* Start *

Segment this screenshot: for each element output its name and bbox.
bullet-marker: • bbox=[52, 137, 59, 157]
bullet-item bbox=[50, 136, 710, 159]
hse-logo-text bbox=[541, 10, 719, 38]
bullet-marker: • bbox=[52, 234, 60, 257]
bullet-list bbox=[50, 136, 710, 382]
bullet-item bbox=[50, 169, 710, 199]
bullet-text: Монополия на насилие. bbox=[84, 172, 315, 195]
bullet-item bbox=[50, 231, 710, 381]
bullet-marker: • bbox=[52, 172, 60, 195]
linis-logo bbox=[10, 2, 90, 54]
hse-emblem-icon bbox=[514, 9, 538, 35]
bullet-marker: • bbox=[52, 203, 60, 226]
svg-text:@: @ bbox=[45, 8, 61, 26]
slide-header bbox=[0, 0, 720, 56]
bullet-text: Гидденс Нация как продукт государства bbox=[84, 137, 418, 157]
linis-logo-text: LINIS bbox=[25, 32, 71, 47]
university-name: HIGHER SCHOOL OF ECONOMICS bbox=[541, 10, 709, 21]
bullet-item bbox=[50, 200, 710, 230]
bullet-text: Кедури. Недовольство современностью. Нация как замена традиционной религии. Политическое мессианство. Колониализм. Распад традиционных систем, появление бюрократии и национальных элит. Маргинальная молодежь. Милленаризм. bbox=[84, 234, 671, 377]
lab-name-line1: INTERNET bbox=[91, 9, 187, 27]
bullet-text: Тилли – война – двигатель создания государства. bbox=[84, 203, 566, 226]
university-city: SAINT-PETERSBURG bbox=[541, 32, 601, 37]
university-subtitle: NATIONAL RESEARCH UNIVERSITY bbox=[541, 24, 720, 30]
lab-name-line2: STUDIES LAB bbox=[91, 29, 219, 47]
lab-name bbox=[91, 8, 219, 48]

* End *

WHAT YOU ARE ASKED TO DO »
Arrange every line of the rows above as a Markdown table with the columns No. and Line, where No. gives each line's position and Line holds its text. Leave out blank lines.

TASK RESULT »
| No. | Line |
|---|---|
| 1 | Segment this screenshot: for each element output its name and bbox. |
| 2 | bullet-marker: • bbox=[52, 137, 59, 157] |
| 3 | bullet-item bbox=[50, 136, 710, 159] |
| 4 | hse-logo-text bbox=[541, 10, 719, 38] |
| 5 | bullet-marker: • bbox=[52, 234, 60, 257] |
| 6 | bullet-list bbox=[50, 136, 710, 382] |
| 7 | bullet-item bbox=[50, 169, 710, 199] |
| 8 | bullet-text: Монополия на насилие. bbox=[84, 172, 315, 195] |
| 9 | bullet-item bbox=[50, 231, 710, 381] |
| 10 | bullet-marker: • bbox=[52, 172, 60, 195] |
| 11 | linis-logo bbox=[10, 2, 90, 54] |
| 12 | hse-emblem-icon bbox=[514, 9, 538, 35] |
| 13 | bullet-marker: • bbox=[52, 203, 60, 226] |
| 14 | svg-text:@: @ bbox=[45, 8, 61, 26] |
| 15 | slide-header bbox=[0, 0, 720, 56] |
| 16 | bullet-text: Гидденс Нация как продукт государства bbox=[84, 137, 418, 157] |
| 17 | linis-logo-text: LINIS bbox=[25, 32, 71, 47] |
| 18 | university-name: HIGHER SCHOOL OF ECONOMICS bbox=[541, 10, 709, 21] |
| 19 | bullet-item bbox=[50, 200, 710, 230] |
| 20 | bullet-text: Кедури. Недовольство современностью. Нация как замена традиционной религии. Политическое мессианство. Колониализм. Распад традиционных систем, появление бюрократии и национальных элит. Маргинальная молодежь. Милленаризм. bbox=[84, 234, 671, 377] |
| 21 | lab-name-line1: INTERNET bbox=[91, 9, 187, 27] |
| 22 | bullet-text: Тилли – война – двигатель создания государства. bbox=[84, 203, 566, 226] |
| 23 | university-city: SAINT-PETERSBURG bbox=[541, 32, 601, 37] |
| 24 | university-subtitle: NATIONAL RESEARCH UNIVERSITY bbox=[541, 24, 720, 30] |
| 25 | lab-name-line2: STUDIES LAB bbox=[91, 29, 219, 47] |
| 26 | lab-name bbox=[91, 8, 219, 48] |